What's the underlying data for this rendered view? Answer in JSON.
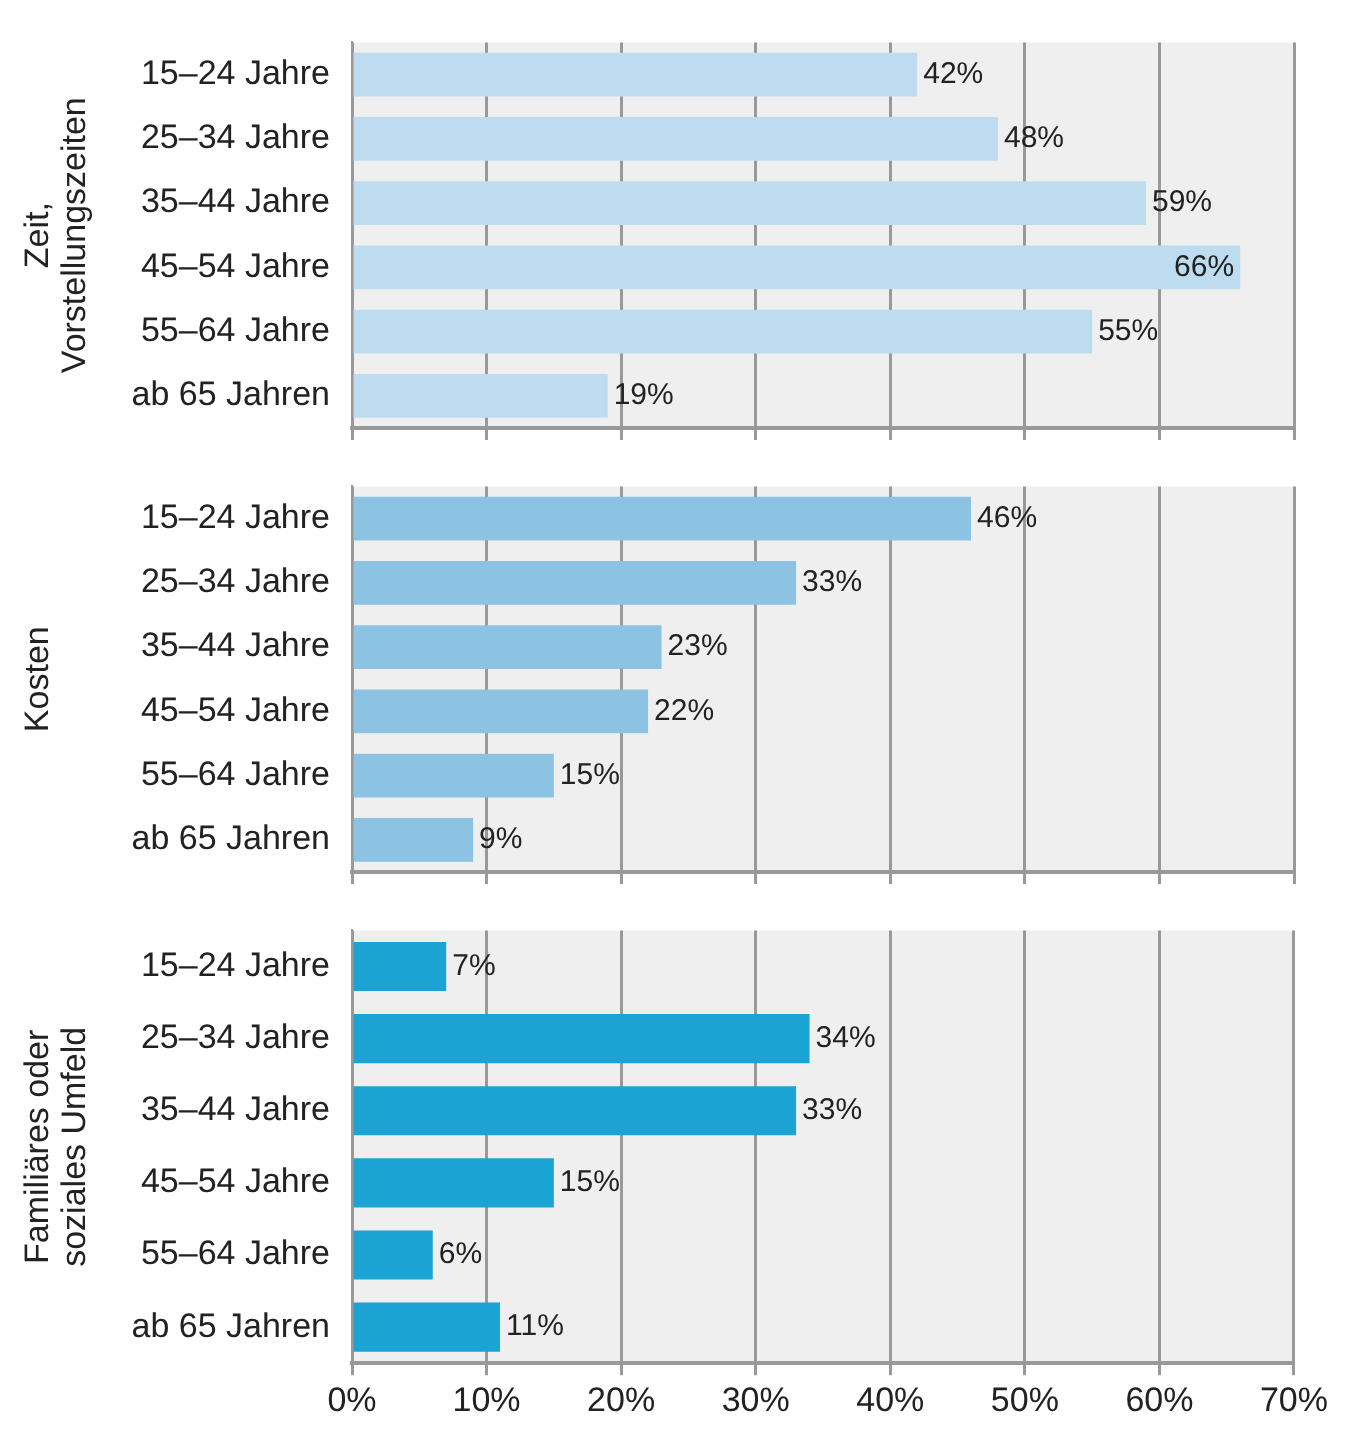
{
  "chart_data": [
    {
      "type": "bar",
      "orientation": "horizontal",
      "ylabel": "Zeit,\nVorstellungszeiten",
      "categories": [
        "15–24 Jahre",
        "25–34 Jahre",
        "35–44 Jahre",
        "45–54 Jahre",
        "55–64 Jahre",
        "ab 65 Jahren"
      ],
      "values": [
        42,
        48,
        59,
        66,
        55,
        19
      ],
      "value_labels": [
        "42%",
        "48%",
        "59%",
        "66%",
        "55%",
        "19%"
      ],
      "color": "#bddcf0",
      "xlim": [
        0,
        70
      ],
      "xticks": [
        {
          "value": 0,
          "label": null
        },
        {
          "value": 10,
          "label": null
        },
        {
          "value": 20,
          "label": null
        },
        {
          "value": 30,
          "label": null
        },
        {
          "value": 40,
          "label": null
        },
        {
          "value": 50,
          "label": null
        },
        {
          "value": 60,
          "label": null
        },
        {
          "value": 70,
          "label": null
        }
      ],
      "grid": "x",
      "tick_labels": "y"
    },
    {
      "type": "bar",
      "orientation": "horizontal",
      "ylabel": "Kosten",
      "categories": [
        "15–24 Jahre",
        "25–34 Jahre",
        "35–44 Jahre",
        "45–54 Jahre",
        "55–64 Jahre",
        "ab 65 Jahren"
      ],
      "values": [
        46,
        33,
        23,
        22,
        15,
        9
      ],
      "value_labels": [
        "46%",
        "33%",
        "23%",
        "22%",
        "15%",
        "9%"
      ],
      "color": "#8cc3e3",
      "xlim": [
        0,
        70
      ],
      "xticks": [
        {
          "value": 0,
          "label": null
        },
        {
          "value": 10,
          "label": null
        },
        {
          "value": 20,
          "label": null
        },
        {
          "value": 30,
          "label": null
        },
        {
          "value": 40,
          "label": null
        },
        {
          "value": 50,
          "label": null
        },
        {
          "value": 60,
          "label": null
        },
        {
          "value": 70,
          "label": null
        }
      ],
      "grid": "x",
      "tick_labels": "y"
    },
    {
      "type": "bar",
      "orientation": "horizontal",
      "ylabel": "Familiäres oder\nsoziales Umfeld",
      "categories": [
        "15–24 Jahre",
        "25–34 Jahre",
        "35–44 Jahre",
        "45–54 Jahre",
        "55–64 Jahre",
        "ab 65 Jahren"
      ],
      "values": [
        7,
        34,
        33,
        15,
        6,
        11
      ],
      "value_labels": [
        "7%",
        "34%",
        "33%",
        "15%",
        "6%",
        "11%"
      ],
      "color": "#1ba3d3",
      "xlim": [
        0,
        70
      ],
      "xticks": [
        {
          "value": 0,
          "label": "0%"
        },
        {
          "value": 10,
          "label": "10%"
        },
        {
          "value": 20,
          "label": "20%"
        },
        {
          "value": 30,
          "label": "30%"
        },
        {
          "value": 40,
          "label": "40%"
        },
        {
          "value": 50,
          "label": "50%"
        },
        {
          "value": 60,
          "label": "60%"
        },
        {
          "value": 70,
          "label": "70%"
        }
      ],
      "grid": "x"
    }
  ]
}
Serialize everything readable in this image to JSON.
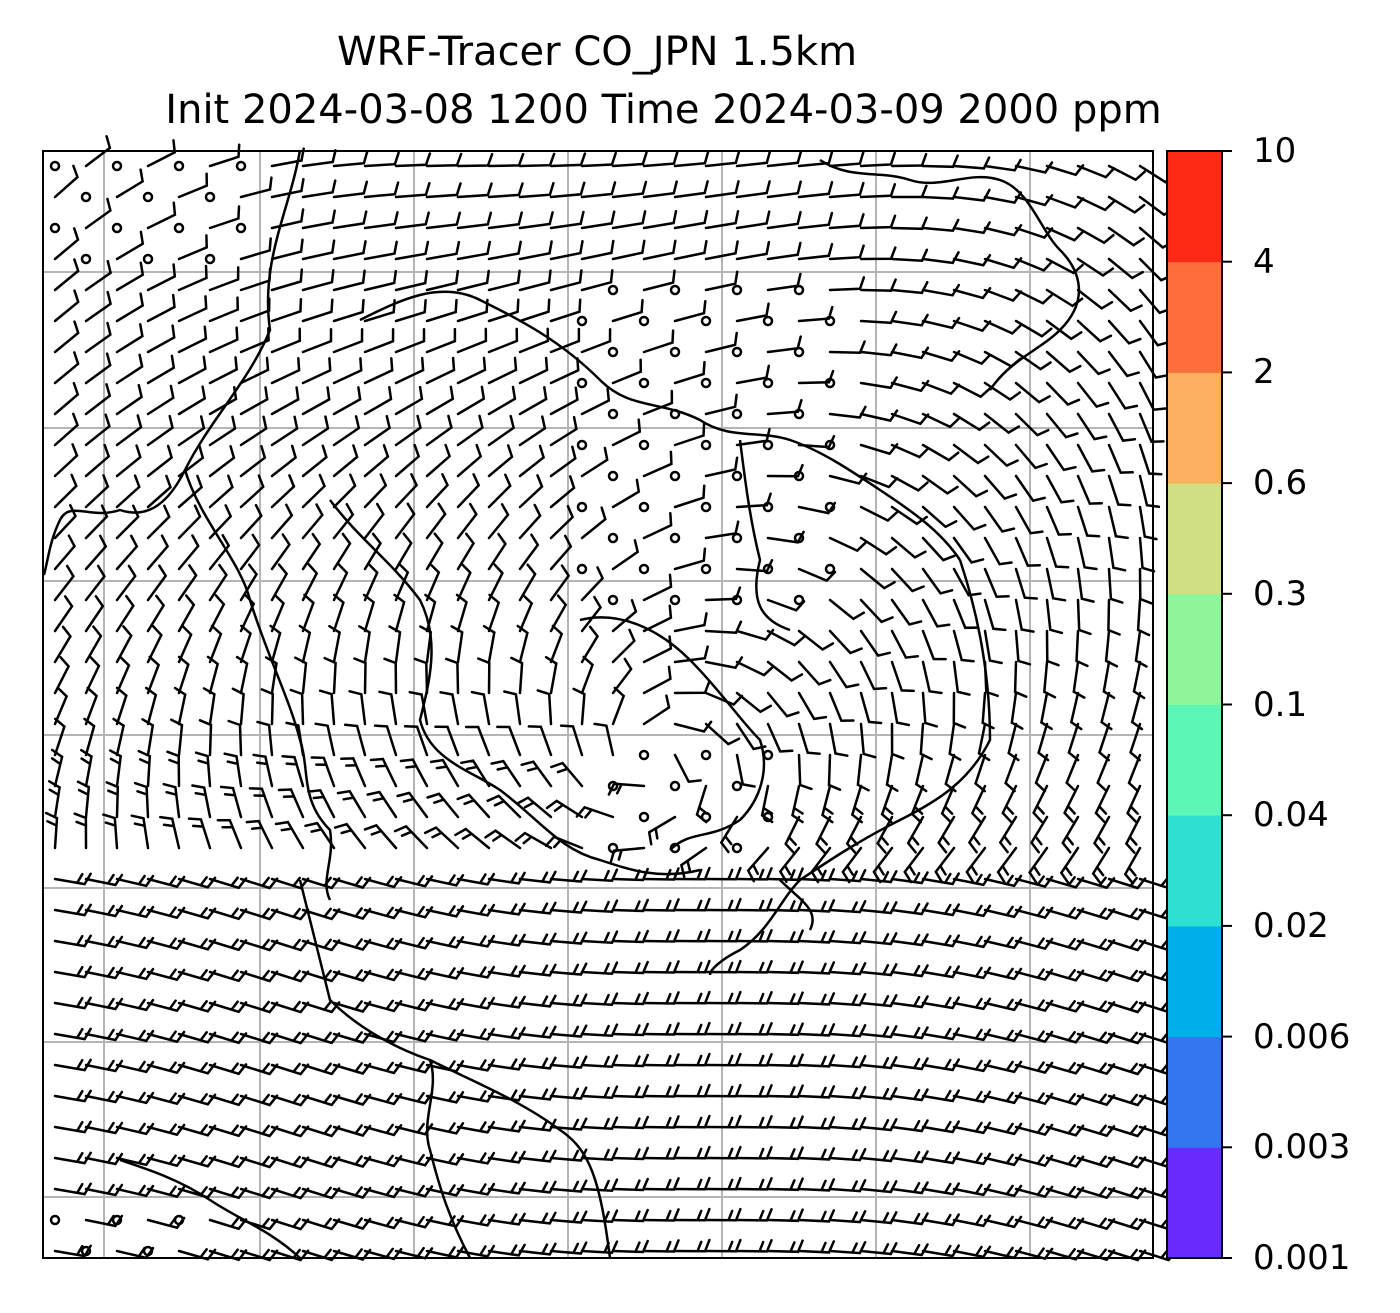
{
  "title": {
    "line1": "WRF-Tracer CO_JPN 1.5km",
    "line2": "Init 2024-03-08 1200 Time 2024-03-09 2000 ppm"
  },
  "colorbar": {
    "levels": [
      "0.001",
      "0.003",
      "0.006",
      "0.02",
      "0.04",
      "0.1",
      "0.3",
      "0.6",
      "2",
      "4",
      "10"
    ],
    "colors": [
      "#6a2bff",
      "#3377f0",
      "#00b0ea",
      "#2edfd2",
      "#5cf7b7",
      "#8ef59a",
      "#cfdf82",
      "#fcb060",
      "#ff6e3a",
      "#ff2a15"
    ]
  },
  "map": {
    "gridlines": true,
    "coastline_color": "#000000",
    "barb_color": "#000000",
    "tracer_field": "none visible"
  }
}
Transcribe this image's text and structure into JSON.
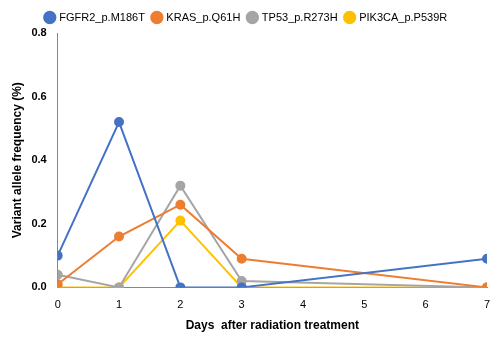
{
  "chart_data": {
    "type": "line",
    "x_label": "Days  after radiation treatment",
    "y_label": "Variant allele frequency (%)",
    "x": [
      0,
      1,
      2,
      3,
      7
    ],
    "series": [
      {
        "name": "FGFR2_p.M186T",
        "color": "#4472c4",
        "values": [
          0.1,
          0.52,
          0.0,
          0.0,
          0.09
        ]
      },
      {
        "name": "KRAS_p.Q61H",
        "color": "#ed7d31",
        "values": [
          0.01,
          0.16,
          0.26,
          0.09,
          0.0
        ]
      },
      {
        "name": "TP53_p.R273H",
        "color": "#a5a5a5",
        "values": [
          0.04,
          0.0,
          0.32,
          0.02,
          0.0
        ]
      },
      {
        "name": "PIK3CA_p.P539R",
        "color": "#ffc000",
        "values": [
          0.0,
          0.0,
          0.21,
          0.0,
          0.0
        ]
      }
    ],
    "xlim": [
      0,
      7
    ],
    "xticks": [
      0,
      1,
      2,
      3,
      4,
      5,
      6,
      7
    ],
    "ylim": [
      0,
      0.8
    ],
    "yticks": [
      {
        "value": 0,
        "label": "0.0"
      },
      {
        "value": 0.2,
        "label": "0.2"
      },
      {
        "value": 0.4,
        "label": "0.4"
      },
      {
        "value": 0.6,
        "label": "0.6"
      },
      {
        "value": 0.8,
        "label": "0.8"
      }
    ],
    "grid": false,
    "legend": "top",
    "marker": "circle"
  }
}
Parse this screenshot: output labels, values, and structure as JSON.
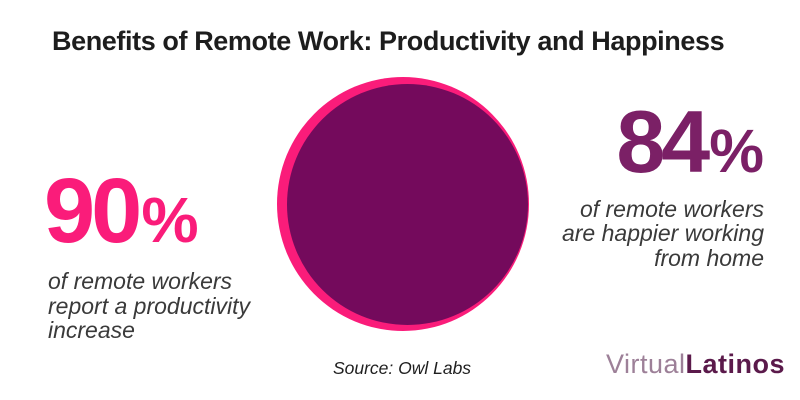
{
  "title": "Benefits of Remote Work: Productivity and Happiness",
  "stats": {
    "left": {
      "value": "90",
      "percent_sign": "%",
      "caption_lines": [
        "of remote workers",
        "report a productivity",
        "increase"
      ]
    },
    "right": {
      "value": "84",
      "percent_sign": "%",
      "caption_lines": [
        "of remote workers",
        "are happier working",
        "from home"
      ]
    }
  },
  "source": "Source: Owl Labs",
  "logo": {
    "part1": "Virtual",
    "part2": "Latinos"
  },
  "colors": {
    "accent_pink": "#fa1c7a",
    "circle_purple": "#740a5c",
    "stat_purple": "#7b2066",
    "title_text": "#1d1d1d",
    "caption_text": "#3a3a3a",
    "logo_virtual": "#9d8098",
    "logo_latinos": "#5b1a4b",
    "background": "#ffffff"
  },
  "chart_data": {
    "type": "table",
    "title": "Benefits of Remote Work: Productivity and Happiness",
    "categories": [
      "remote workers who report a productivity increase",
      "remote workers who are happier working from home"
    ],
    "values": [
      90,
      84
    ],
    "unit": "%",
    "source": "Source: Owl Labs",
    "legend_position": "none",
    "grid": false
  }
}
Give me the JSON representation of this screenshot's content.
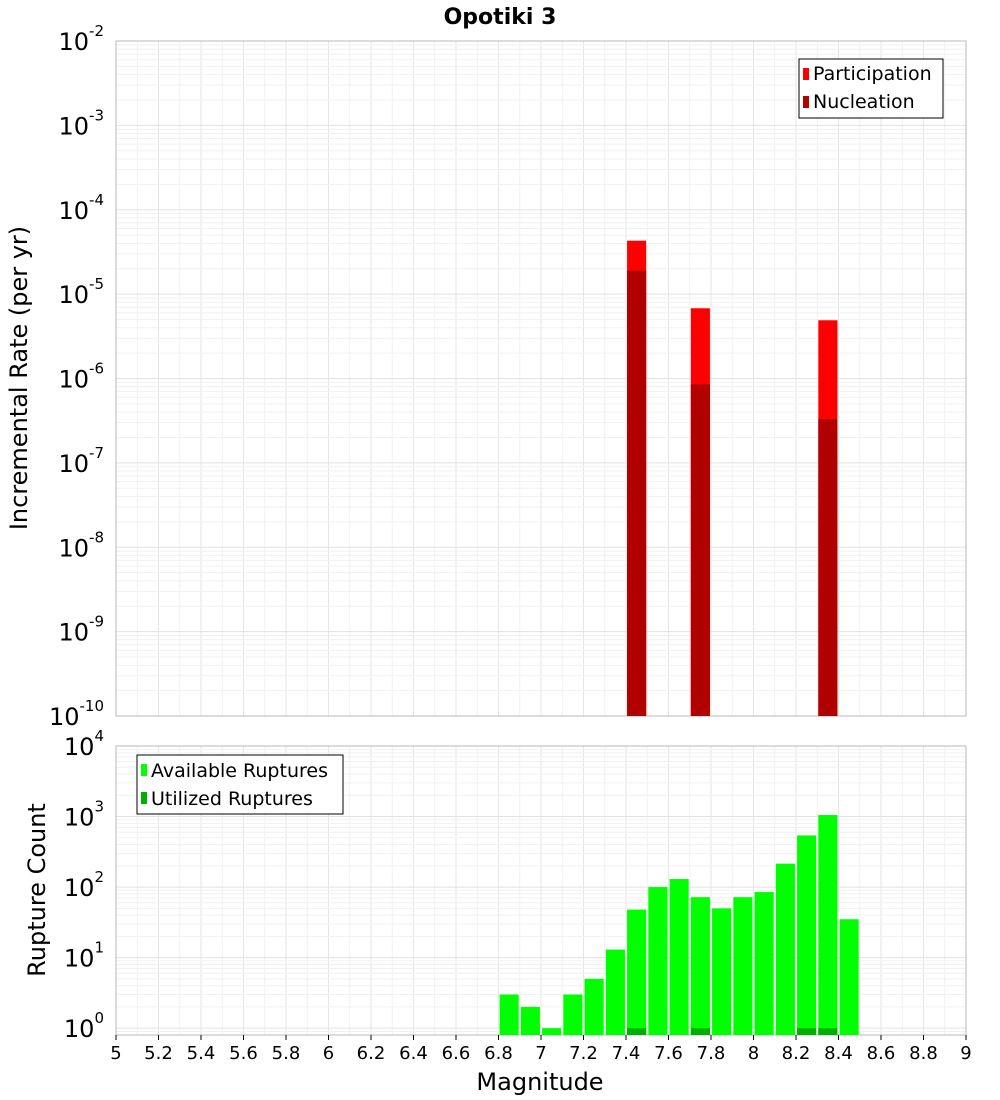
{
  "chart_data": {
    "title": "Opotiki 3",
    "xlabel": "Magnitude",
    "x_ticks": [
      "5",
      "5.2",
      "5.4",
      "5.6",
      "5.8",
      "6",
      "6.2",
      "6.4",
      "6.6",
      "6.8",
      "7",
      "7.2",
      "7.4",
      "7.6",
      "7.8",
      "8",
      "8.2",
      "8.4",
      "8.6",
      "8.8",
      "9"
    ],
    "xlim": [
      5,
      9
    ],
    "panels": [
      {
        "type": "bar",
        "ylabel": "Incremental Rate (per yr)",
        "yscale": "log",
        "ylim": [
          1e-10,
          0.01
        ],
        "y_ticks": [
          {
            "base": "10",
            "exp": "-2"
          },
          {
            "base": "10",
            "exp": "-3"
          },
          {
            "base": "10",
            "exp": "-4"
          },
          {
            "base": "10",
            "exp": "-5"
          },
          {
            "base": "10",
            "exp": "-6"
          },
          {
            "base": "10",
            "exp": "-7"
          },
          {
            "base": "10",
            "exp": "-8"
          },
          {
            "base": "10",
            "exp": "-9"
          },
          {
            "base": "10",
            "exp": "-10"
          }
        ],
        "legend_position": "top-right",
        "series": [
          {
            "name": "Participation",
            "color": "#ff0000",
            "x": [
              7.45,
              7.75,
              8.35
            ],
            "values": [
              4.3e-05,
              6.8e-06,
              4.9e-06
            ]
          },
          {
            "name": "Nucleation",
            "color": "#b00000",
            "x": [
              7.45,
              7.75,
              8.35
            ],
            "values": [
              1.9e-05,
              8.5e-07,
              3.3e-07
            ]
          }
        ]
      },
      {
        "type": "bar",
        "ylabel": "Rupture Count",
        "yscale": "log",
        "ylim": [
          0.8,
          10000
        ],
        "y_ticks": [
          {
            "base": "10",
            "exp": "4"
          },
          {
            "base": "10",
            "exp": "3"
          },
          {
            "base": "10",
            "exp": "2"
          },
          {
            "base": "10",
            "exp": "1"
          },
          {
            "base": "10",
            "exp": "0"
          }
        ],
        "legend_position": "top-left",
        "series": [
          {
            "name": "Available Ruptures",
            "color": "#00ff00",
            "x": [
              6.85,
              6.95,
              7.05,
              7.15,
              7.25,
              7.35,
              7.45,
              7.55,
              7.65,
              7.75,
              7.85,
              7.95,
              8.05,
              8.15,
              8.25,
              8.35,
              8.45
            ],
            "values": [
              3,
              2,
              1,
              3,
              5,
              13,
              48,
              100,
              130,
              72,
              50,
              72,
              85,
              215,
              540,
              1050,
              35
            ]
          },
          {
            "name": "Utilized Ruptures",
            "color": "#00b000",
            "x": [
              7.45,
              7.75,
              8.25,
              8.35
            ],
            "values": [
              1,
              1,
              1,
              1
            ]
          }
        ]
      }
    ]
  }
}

» Given request: Only a number is wanted: how many lines above include "happier"?

» Solution: 2